* Work to complete:
Reproduce every row below word for word, without changing any character.

Start Available data

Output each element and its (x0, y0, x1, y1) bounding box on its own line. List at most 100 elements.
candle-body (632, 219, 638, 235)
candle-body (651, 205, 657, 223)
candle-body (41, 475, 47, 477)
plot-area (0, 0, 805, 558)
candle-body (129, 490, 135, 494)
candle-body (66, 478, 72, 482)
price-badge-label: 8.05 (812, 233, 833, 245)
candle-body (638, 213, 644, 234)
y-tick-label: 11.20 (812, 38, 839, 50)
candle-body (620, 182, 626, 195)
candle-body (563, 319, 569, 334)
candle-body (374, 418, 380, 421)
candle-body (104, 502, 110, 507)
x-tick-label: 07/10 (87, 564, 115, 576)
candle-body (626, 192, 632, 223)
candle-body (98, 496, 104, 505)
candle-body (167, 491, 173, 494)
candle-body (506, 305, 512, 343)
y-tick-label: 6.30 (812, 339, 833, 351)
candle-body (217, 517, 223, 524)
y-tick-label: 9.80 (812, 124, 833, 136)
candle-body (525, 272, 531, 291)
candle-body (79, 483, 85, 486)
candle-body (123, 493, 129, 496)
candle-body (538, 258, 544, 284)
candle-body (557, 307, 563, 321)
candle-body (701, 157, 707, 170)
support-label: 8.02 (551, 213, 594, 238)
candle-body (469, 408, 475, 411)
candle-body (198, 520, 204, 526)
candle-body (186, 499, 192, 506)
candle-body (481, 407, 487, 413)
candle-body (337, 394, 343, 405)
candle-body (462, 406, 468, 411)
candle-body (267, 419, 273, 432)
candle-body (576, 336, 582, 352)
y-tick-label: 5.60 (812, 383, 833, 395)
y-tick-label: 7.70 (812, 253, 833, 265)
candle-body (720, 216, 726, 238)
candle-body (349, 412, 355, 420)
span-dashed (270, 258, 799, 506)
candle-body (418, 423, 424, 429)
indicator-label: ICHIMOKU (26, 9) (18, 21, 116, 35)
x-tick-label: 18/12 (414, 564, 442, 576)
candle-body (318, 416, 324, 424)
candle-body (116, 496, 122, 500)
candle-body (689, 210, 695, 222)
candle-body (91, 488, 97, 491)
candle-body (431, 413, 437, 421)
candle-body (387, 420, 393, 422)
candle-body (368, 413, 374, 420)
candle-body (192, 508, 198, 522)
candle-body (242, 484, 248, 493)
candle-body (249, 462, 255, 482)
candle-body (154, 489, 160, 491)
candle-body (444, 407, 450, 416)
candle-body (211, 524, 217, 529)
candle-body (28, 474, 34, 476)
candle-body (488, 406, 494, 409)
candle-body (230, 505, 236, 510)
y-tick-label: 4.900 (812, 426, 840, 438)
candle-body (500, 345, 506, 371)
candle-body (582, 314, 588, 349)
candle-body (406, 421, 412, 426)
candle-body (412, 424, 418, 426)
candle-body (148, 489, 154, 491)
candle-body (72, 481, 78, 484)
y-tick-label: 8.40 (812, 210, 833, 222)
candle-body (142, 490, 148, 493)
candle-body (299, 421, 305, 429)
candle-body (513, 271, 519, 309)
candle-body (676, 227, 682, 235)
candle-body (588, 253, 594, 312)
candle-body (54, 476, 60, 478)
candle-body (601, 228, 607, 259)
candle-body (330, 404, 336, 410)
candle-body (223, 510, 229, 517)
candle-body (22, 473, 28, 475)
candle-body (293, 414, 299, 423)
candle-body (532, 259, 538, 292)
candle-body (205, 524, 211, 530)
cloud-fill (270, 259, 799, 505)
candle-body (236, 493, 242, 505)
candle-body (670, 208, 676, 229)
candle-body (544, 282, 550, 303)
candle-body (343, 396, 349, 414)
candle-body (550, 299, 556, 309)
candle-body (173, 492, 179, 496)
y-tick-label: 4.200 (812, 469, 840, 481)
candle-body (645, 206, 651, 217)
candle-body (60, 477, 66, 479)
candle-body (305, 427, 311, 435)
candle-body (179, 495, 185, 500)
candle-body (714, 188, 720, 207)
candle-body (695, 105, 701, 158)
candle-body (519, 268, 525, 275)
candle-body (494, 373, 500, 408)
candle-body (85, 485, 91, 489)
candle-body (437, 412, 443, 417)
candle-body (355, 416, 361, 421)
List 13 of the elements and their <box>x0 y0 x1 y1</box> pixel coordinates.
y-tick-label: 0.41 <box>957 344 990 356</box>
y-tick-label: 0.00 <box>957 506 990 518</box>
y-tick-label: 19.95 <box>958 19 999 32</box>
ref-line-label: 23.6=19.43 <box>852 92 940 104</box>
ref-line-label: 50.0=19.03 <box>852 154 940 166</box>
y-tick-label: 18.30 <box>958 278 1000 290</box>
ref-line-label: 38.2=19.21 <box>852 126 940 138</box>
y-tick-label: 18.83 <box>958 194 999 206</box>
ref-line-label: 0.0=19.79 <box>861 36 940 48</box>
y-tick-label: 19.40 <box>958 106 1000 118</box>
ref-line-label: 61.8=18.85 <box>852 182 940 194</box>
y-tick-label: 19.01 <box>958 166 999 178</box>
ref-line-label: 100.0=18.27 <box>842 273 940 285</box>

End Available data

* Correct response:
Output each element and its (x0, y0, x1, y1) bounding box on its own line. List at most 100 elements.
candle-body (632, 219, 638, 235)
candle-body (651, 205, 657, 223)
candle-body (41, 475, 47, 477)
plot-area (0, 0, 805, 558)
candle-body (129, 490, 135, 494)
candle-body (66, 478, 72, 482)
price-badge-label: 8.05 (812, 233, 833, 245)
candle-body (638, 213, 644, 234)
y-tick-label: 11.20 (812, 38, 839, 50)
candle-body (620, 182, 626, 195)
candle-body (563, 319, 569, 334)
candle-body (374, 418, 380, 421)
candle-body (104, 502, 110, 507)
x-tick-label: 07/10 (87, 564, 115, 576)
candle-body (626, 192, 632, 223)
candle-body (98, 496, 104, 505)
candle-body (167, 491, 173, 494)
candle-body (506, 305, 512, 343)
y-tick-label: 6.30 (812, 339, 833, 351)
candle-body (217, 517, 223, 524)
y-tick-label: 9.80 (812, 124, 833, 136)
candle-body (525, 272, 531, 291)
candle-body (79, 483, 85, 486)
candle-body (123, 493, 129, 496)
candle-body (538, 258, 544, 284)
candle-body (557, 307, 563, 321)
candle-body (701, 157, 707, 170)
support-label: 8.02 (551, 213, 594, 238)
candle-body (469, 408, 475, 411)
candle-body (198, 520, 204, 526)
candle-body (186, 499, 192, 506)
candle-body (481, 407, 487, 413)
candle-body (337, 394, 343, 405)
candle-body (462, 406, 468, 411)
candle-body (267, 419, 273, 432)
candle-body (576, 336, 582, 352)
y-tick-label: 5.60 (812, 383, 833, 395)
y-tick-label: 7.70 (812, 253, 833, 265)
candle-body (720, 216, 726, 238)
candle-body (349, 412, 355, 420)
span-dashed (270, 258, 799, 506)
candle-body (418, 423, 424, 429)
indicator-label: ICHIMOKU (26, 9) (18, 21, 116, 35)
x-tick-label: 18/12 (414, 564, 442, 576)
candle-body (318, 416, 324, 424)
candle-body (116, 496, 122, 500)
candle-body (689, 210, 695, 222)
candle-body (91, 488, 97, 491)
candle-body (431, 413, 437, 421)
candle-body (387, 420, 393, 422)
candle-body (368, 413, 374, 420)
candle-body (192, 508, 198, 522)
candle-body (242, 484, 248, 493)
candle-body (249, 462, 255, 482)
candle-body (154, 489, 160, 491)
candle-body (444, 407, 450, 416)
candle-body (211, 524, 217, 529)
candle-body (28, 474, 34, 476)
candle-body (488, 406, 494, 409)
candle-body (230, 505, 236, 510)
y-tick-label: 4.900 (812, 426, 840, 438)
candle-body (500, 345, 506, 371)
candle-body (582, 314, 588, 349)
candle-body (406, 421, 412, 426)
candle-body (412, 424, 418, 426)
candle-body (148, 489, 154, 491)
candle-body (72, 481, 78, 484)
y-tick-label: 8.40 (812, 210, 833, 222)
candle-body (142, 490, 148, 493)
candle-body (299, 421, 305, 429)
candle-body (513, 271, 519, 309)
candle-body (676, 227, 682, 235)
candle-body (588, 253, 594, 312)
candle-body (54, 476, 60, 478)
candle-body (601, 228, 607, 259)
candle-body (330, 404, 336, 410)
candle-body (223, 510, 229, 517)
candle-body (22, 473, 28, 475)
candle-body (293, 414, 299, 423)
candle-body (532, 259, 538, 292)
candle-body (205, 524, 211, 530)
cloud-fill (270, 259, 799, 505)
candle-body (236, 493, 242, 505)
candle-body (670, 208, 676, 229)
candle-body (544, 282, 550, 303)
candle-body (343, 396, 349, 414)
candle-body (550, 299, 556, 309)
candle-body (173, 492, 179, 496)
y-tick-label: 4.200 (812, 469, 840, 481)
candle-body (645, 206, 651, 217)
candle-body (60, 477, 66, 479)
candle-body (305, 427, 311, 435)
candle-body (179, 495, 185, 500)
candle-body (714, 188, 720, 207)
candle-body (695, 105, 701, 158)
candle-body (519, 268, 525, 275)
candle-body (494, 373, 500, 408)
candle-body (85, 485, 91, 489)
candle-body (437, 412, 443, 417)
candle-body (355, 416, 361, 421)
List 13 of the elements and their <box>x0 y0 x1 y1</box> pixel coordinates.
y-tick-label: 0.41 <box>957 344 990 356</box>
y-tick-label: 0.00 <box>957 506 990 518</box>
y-tick-label: 19.95 <box>958 19 999 32</box>
ref-line-label: 23.6=19.43 <box>852 92 940 104</box>
ref-line-label: 50.0=19.03 <box>852 154 940 166</box>
y-tick-label: 18.30 <box>958 278 1000 290</box>
ref-line-label: 38.2=19.21 <box>852 126 940 138</box>
y-tick-label: 18.83 <box>958 194 999 206</box>
ref-line-label: 0.0=19.79 <box>861 36 940 48</box>
y-tick-label: 19.40 <box>958 106 1000 118</box>
ref-line-label: 61.8=18.85 <box>852 182 940 194</box>
y-tick-label: 19.01 <box>958 166 999 178</box>
ref-line-label: 100.0=18.27 <box>842 273 940 285</box>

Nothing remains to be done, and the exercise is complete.